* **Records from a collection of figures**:

==================================================

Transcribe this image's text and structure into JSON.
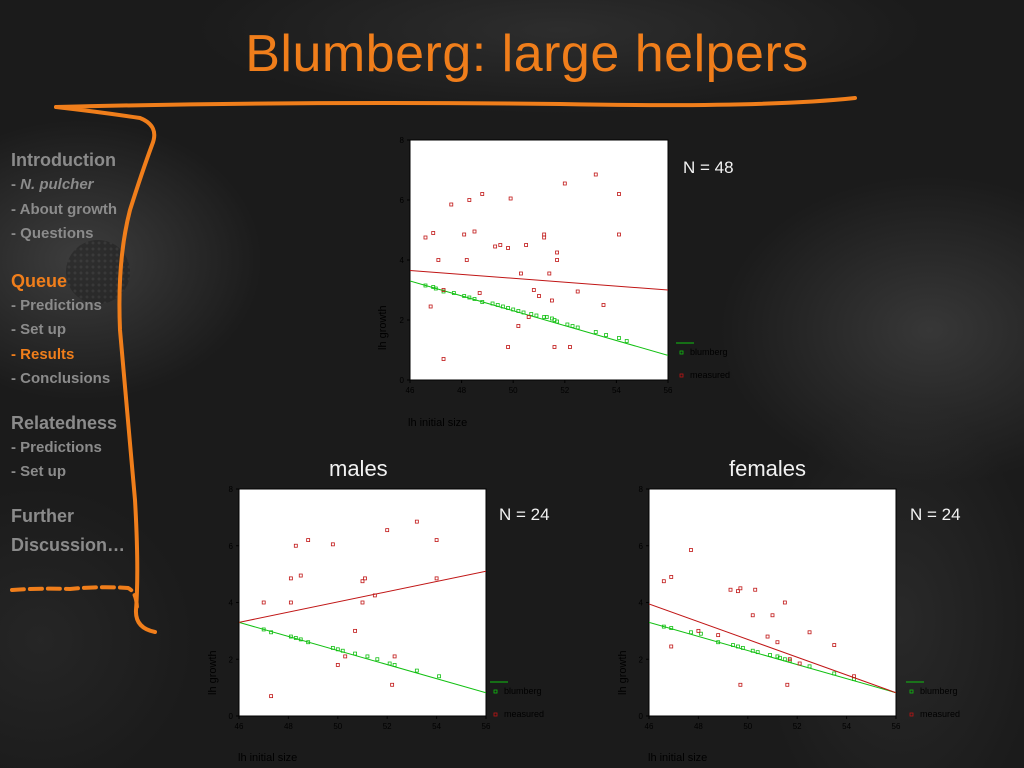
{
  "slide": {
    "title": "Blumberg: large helpers"
  },
  "nav": {
    "introduction": "Introduction",
    "intro_items": [
      "- ",
      "N. pulcher",
      "- About growth",
      "- Questions"
    ],
    "queue": "Queue",
    "queue_items": [
      "- Predictions",
      "- Set up",
      "- Results",
      "- Conclusions"
    ],
    "relatedness": "Relatedness",
    "relatedness_items": [
      "- Predictions",
      "- Set up"
    ],
    "further_1": "Further",
    "further_2": "Discussion…"
  },
  "colors": {
    "accent": "#f07e1b",
    "blumberg": "#11c011",
    "measured": "#c01515",
    "nav_text": "#8b8b8b"
  },
  "labels": {
    "males": "males",
    "females": "females"
  },
  "chart_data": [
    {
      "id": "all",
      "type": "scatter",
      "n_label": "N = 48",
      "xlabel": "lh initial size",
      "ylabel": "lh growth",
      "xlim": [
        46,
        56
      ],
      "ylim": [
        0,
        8
      ],
      "xticks": [
        46,
        48,
        50,
        52,
        54,
        56
      ],
      "yticks": [
        0,
        2,
        4,
        6,
        8
      ],
      "legend": "right",
      "series": [
        {
          "name": "blumberg",
          "color": "#11c011",
          "points": [
            [
              46.6,
              3.15
            ],
            [
              46.9,
              3.1
            ],
            [
              47.0,
              3.05
            ],
            [
              47.3,
              2.95
            ],
            [
              47.7,
              2.9
            ],
            [
              48.1,
              2.8
            ],
            [
              48.3,
              2.75
            ],
            [
              48.5,
              2.7
            ],
            [
              48.8,
              2.6
            ],
            [
              49.2,
              2.55
            ],
            [
              49.4,
              2.5
            ],
            [
              49.6,
              2.45
            ],
            [
              49.8,
              2.4
            ],
            [
              50.0,
              2.35
            ],
            [
              50.2,
              2.3
            ],
            [
              50.4,
              2.25
            ],
            [
              50.7,
              2.2
            ],
            [
              50.9,
              2.15
            ],
            [
              51.2,
              2.1
            ],
            [
              51.3,
              2.1
            ],
            [
              51.5,
              2.05
            ],
            [
              51.6,
              2.0
            ],
            [
              51.7,
              1.95
            ],
            [
              52.1,
              1.85
            ],
            [
              52.3,
              1.8
            ],
            [
              52.5,
              1.75
            ],
            [
              53.2,
              1.6
            ],
            [
              53.6,
              1.5
            ],
            [
              54.1,
              1.4
            ],
            [
              54.4,
              1.3
            ]
          ],
          "fit": [
            [
              46,
              3.3
            ],
            [
              56,
              0.82
            ]
          ]
        },
        {
          "name": "measured",
          "color": "#c01515",
          "points": [
            [
              46.6,
              4.75
            ],
            [
              46.8,
              2.45
            ],
            [
              46.9,
              4.9
            ],
            [
              47.1,
              4.0
            ],
            [
              47.3,
              3.0
            ],
            [
              47.3,
              0.7
            ],
            [
              47.6,
              5.85
            ],
            [
              48.1,
              4.85
            ],
            [
              48.2,
              4.0
            ],
            [
              48.3,
              6.0
            ],
            [
              48.5,
              4.95
            ],
            [
              48.7,
              2.9
            ],
            [
              48.8,
              6.2
            ],
            [
              49.3,
              4.45
            ],
            [
              49.5,
              4.5
            ],
            [
              49.8,
              1.1
            ],
            [
              49.8,
              4.4
            ],
            [
              49.9,
              6.05
            ],
            [
              50.2,
              1.8
            ],
            [
              50.3,
              3.55
            ],
            [
              50.5,
              4.5
            ],
            [
              50.6,
              2.1
            ],
            [
              50.8,
              3.0
            ],
            [
              51.0,
              2.8
            ],
            [
              51.2,
              4.85
            ],
            [
              51.2,
              4.75
            ],
            [
              51.4,
              3.55
            ],
            [
              51.5,
              2.65
            ],
            [
              51.6,
              1.1
            ],
            [
              51.7,
              4.0
            ],
            [
              51.7,
              4.25
            ],
            [
              52.0,
              6.55
            ],
            [
              52.2,
              1.1
            ],
            [
              52.5,
              2.95
            ],
            [
              53.2,
              6.85
            ],
            [
              53.5,
              2.5
            ],
            [
              54.1,
              4.85
            ],
            [
              54.1,
              6.2
            ]
          ],
          "fit": [
            [
              46,
              3.65
            ],
            [
              56,
              3.0
            ]
          ]
        }
      ]
    },
    {
      "id": "males",
      "type": "scatter",
      "title": "males",
      "n_label": "N = 24",
      "xlabel": "lh initial size",
      "ylabel": "lh growth",
      "xlim": [
        46,
        56
      ],
      "ylim": [
        0,
        8
      ],
      "xticks": [
        46,
        48,
        50,
        52,
        54,
        56
      ],
      "yticks": [
        0,
        2,
        4,
        6,
        8
      ],
      "legend": "right",
      "series": [
        {
          "name": "blumberg",
          "color": "#11c011",
          "points": [
            [
              47.0,
              3.05
            ],
            [
              47.3,
              2.95
            ],
            [
              48.1,
              2.8
            ],
            [
              48.3,
              2.75
            ],
            [
              48.5,
              2.7
            ],
            [
              48.8,
              2.6
            ],
            [
              49.8,
              2.4
            ],
            [
              50.0,
              2.35
            ],
            [
              50.2,
              2.3
            ],
            [
              50.7,
              2.2
            ],
            [
              51.2,
              2.1
            ],
            [
              51.6,
              2.0
            ],
            [
              52.1,
              1.85
            ],
            [
              52.3,
              1.8
            ],
            [
              53.2,
              1.6
            ],
            [
              54.1,
              1.4
            ]
          ],
          "fit": [
            [
              46,
              3.3
            ],
            [
              56,
              0.82
            ]
          ]
        },
        {
          "name": "measured",
          "color": "#c01515",
          "points": [
            [
              47.0,
              4.0
            ],
            [
              47.3,
              0.7
            ],
            [
              48.1,
              4.85
            ],
            [
              48.1,
              4.0
            ],
            [
              48.3,
              6.0
            ],
            [
              48.5,
              4.95
            ],
            [
              48.8,
              6.2
            ],
            [
              49.8,
              6.05
            ],
            [
              50.0,
              1.8
            ],
            [
              50.3,
              2.1
            ],
            [
              50.7,
              3.0
            ],
            [
              51.0,
              4.0
            ],
            [
              51.0,
              4.75
            ],
            [
              51.1,
              4.85
            ],
            [
              51.5,
              4.25
            ],
            [
              52.0,
              6.55
            ],
            [
              52.2,
              1.1
            ],
            [
              52.3,
              2.1
            ],
            [
              53.2,
              6.85
            ],
            [
              54.0,
              6.2
            ],
            [
              54.0,
              4.85
            ]
          ],
          "fit": [
            [
              46,
              3.3
            ],
            [
              56,
              5.1
            ]
          ]
        }
      ]
    },
    {
      "id": "females",
      "type": "scatter",
      "title": "females",
      "n_label": "N = 24",
      "xlabel": "lh initial size",
      "ylabel": "lh growth",
      "xlim": [
        46,
        56
      ],
      "ylim": [
        0,
        8
      ],
      "xticks": [
        46,
        48,
        50,
        52,
        54,
        56
      ],
      "yticks": [
        0,
        2,
        4,
        6,
        8
      ],
      "legend": "right",
      "series": [
        {
          "name": "blumberg",
          "color": "#11c011",
          "points": [
            [
              46.6,
              3.15
            ],
            [
              46.9,
              3.1
            ],
            [
              47.7,
              2.95
            ],
            [
              48.1,
              2.9
            ],
            [
              48.8,
              2.6
            ],
            [
              49.4,
              2.5
            ],
            [
              49.6,
              2.45
            ],
            [
              49.8,
              2.4
            ],
            [
              50.2,
              2.3
            ],
            [
              50.4,
              2.25
            ],
            [
              50.9,
              2.15
            ],
            [
              51.2,
              2.1
            ],
            [
              51.3,
              2.05
            ],
            [
              51.5,
              2.0
            ],
            [
              51.7,
              1.95
            ],
            [
              52.5,
              1.75
            ],
            [
              53.5,
              1.5
            ],
            [
              54.3,
              1.3
            ]
          ],
          "fit": [
            [
              46,
              3.3
            ],
            [
              56,
              0.82
            ]
          ]
        },
        {
          "name": "measured",
          "color": "#c01515",
          "points": [
            [
              46.6,
              4.75
            ],
            [
              46.9,
              4.9
            ],
            [
              46.9,
              2.45
            ],
            [
              47.7,
              5.85
            ],
            [
              48.0,
              3.0
            ],
            [
              48.8,
              2.85
            ],
            [
              49.3,
              4.45
            ],
            [
              49.6,
              4.4
            ],
            [
              49.7,
              4.5
            ],
            [
              49.7,
              1.1
            ],
            [
              50.2,
              3.55
            ],
            [
              50.3,
              4.45
            ],
            [
              50.8,
              2.8
            ],
            [
              51.0,
              3.55
            ],
            [
              51.2,
              2.6
            ],
            [
              51.5,
              4.0
            ],
            [
              51.6,
              1.1
            ],
            [
              51.7,
              2.0
            ],
            [
              52.1,
              1.85
            ],
            [
              52.5,
              2.95
            ],
            [
              53.5,
              2.5
            ],
            [
              54.3,
              1.4
            ]
          ],
          "fit": [
            [
              46,
              3.95
            ],
            [
              56,
              0.82
            ]
          ]
        }
      ]
    }
  ]
}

==================================================

* **AIM**:
Scan the material above and determine how many lines include the word "females"; report only the number.

* **COMPLETE RESPONSE**:
3